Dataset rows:
·····
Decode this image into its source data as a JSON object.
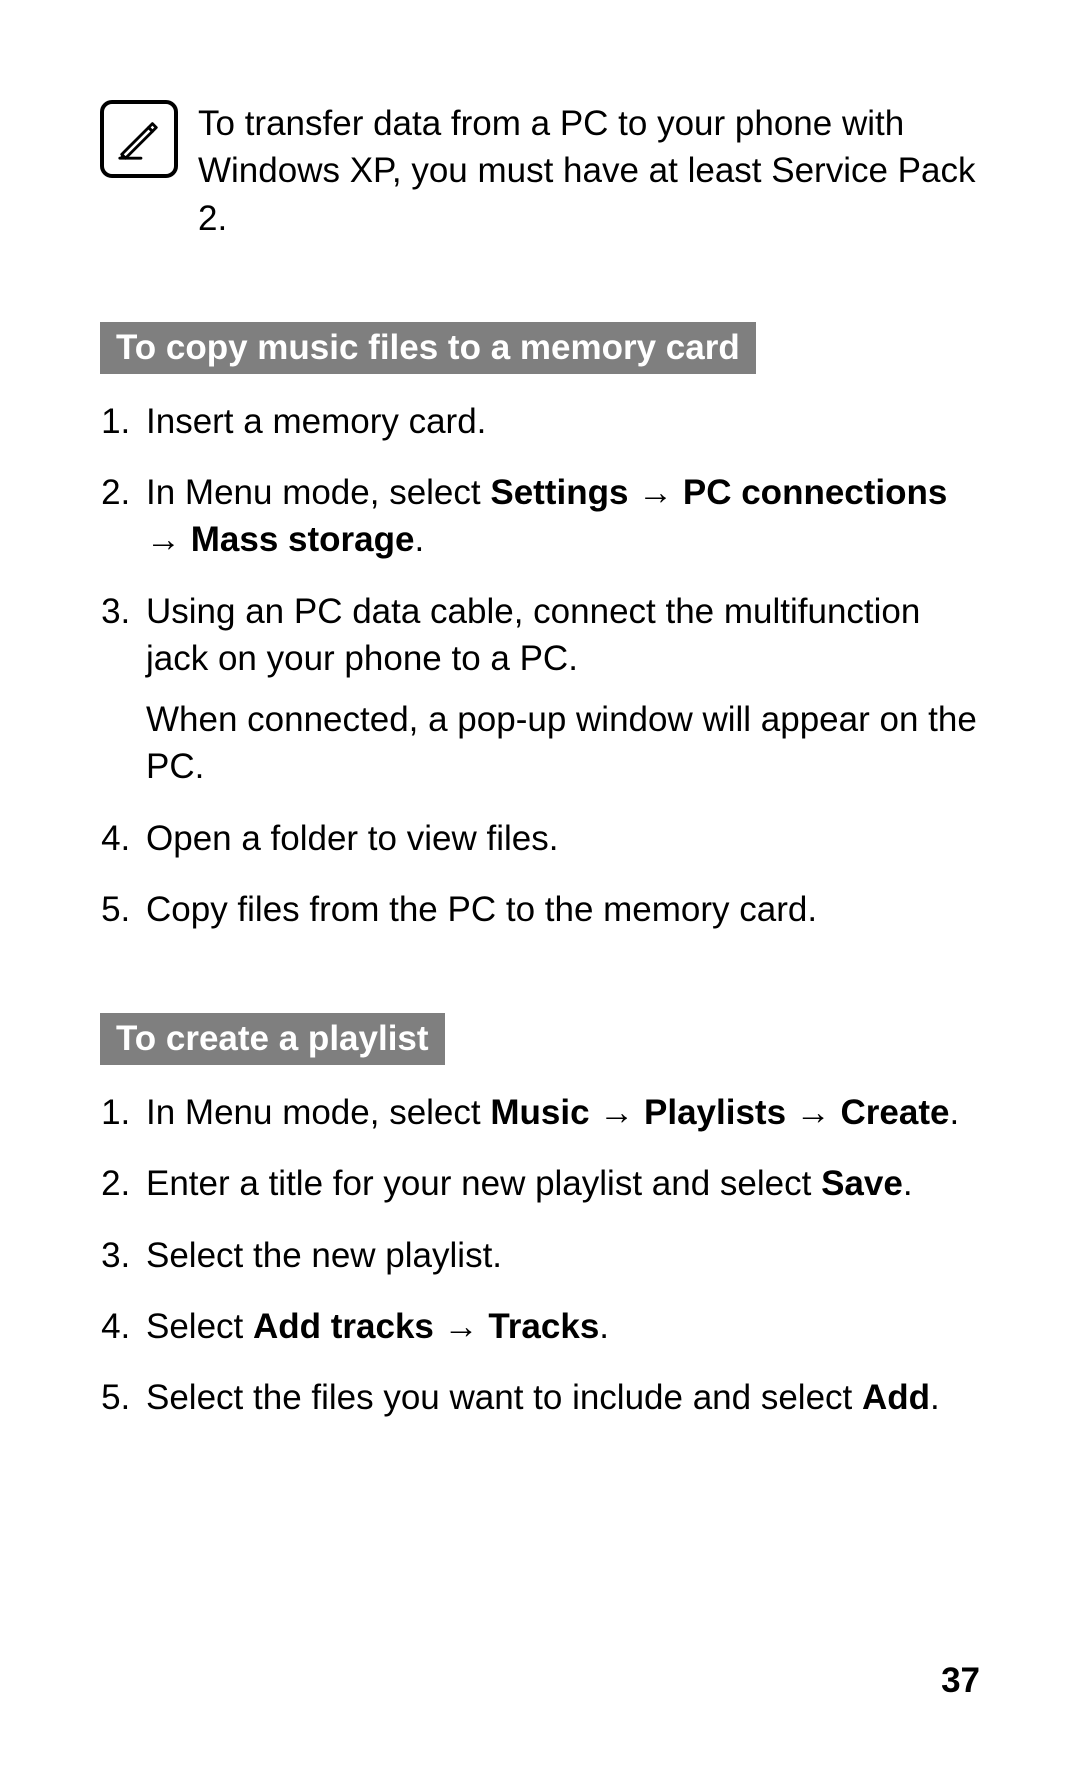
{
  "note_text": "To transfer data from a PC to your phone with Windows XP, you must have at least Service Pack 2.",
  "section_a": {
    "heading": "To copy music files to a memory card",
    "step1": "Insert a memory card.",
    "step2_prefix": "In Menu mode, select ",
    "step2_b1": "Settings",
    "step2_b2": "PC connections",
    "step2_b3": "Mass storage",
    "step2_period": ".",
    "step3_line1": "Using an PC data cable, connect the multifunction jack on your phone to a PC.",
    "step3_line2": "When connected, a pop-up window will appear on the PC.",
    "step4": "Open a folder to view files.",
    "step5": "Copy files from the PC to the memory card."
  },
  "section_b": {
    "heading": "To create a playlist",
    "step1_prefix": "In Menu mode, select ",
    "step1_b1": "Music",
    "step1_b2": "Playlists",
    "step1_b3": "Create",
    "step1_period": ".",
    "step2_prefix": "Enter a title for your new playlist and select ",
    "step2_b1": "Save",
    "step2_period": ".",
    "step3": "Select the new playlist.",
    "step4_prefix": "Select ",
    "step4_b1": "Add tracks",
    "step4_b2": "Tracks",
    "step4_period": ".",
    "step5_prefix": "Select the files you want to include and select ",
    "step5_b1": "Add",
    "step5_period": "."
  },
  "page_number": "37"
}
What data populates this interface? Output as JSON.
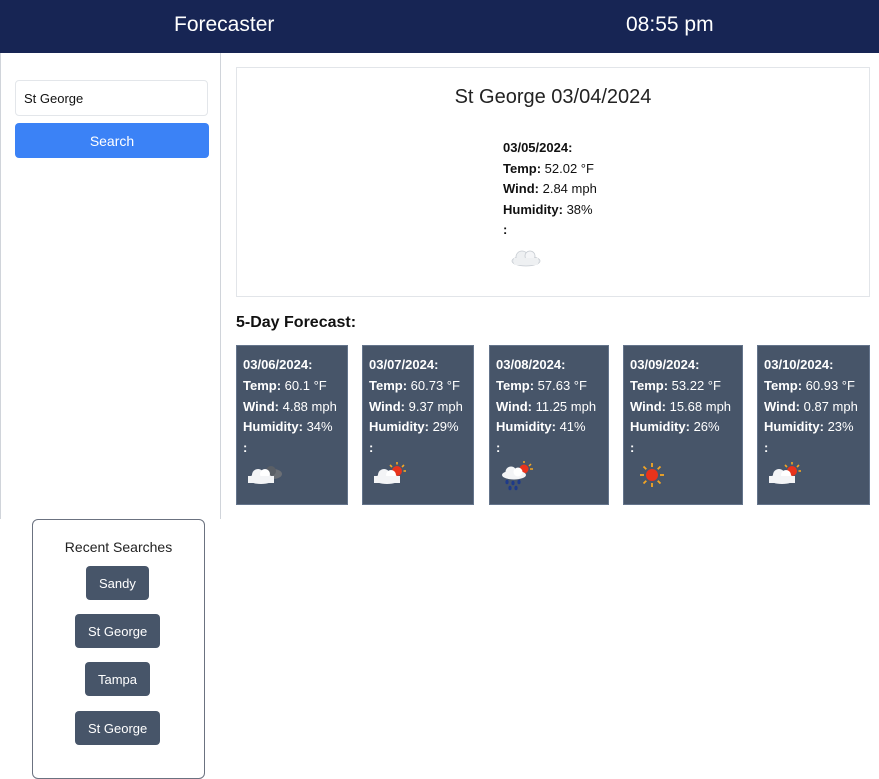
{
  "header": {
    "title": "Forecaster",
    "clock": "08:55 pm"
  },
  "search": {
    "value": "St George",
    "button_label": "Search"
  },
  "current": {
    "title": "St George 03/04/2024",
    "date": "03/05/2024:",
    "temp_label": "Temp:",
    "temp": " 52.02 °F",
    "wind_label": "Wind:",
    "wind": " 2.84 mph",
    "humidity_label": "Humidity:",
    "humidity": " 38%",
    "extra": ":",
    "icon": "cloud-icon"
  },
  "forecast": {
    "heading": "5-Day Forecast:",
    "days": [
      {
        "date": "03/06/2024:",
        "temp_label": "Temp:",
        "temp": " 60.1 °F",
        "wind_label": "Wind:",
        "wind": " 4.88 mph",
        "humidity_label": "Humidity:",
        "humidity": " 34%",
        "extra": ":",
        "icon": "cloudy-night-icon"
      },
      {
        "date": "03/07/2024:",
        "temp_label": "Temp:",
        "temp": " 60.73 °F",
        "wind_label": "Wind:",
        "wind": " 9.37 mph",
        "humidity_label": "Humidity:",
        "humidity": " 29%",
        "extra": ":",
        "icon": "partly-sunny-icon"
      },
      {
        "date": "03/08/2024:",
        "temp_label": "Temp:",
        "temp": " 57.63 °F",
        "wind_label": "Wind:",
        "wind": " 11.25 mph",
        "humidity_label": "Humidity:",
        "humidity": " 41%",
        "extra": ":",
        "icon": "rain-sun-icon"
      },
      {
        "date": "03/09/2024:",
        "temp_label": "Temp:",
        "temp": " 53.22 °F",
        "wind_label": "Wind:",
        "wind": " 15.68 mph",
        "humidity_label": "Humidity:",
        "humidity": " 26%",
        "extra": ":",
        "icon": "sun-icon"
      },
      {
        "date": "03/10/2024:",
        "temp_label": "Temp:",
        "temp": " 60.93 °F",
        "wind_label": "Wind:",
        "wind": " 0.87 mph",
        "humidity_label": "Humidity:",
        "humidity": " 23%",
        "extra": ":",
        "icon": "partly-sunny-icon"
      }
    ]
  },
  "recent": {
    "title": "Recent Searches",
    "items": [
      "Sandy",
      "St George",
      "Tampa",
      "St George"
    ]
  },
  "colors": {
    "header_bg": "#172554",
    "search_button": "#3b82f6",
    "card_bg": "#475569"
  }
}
·····
Objective: Find every line in the records above that contains the word "from", and copy each one.

Answer for the task:
  "note_text": "To transfer data from a PC to your phone with Windows XP, you must have at least Service Pack 2.",
    "step5": "Copy files from the PC to the memory card."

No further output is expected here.